• WHAT IS REQUIRED: Show every line in the entries below where the word "suffix" appears.

Rows from a dataset
^^^^^^^^^^^^^^^^

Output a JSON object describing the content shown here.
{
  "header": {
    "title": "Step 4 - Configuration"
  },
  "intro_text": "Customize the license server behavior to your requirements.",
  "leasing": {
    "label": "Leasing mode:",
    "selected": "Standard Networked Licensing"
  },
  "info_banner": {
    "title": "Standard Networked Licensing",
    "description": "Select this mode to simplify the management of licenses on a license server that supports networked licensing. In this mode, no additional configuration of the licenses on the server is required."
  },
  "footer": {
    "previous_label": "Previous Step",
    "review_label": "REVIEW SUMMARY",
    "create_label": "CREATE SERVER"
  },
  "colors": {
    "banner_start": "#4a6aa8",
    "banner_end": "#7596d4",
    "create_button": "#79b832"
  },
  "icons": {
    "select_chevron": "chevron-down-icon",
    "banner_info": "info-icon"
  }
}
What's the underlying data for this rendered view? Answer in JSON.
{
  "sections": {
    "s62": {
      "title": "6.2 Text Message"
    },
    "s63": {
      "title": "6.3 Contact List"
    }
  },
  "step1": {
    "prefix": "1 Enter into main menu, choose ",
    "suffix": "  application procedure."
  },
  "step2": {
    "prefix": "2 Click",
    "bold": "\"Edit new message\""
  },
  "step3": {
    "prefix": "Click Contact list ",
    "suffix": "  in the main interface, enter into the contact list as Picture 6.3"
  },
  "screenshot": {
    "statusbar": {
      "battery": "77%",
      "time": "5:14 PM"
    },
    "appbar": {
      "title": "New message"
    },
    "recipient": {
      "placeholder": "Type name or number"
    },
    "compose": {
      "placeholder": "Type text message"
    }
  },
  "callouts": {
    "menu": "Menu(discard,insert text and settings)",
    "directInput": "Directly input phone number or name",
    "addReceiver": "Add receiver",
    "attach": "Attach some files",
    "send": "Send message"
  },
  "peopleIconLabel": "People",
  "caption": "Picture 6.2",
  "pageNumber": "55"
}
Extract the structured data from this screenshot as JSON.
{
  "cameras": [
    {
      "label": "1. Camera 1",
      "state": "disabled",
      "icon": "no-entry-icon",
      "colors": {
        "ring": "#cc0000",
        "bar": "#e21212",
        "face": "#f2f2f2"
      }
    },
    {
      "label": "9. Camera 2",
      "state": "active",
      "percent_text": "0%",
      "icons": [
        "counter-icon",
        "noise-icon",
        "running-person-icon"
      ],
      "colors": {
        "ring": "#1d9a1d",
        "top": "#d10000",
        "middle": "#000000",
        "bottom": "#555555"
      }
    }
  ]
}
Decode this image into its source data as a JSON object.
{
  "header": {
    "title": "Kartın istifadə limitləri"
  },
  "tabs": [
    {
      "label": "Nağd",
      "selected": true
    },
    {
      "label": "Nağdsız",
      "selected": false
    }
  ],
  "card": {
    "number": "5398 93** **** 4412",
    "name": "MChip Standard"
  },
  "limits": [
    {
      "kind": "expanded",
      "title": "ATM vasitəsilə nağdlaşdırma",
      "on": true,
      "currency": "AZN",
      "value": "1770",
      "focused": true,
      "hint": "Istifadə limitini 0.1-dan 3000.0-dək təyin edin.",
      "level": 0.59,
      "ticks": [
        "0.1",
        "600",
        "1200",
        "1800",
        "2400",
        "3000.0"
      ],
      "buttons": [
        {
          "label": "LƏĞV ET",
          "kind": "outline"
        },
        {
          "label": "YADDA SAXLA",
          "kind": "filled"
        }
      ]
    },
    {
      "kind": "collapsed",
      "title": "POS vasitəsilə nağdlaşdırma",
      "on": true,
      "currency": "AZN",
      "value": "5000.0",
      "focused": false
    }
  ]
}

^^^^^^^^^^^^^^^^

• SOLVED EXERCISE:
    "suffix": "  application procedure."
    "suffix": "  in the main interface, enter into the contact list as Picture 6.3"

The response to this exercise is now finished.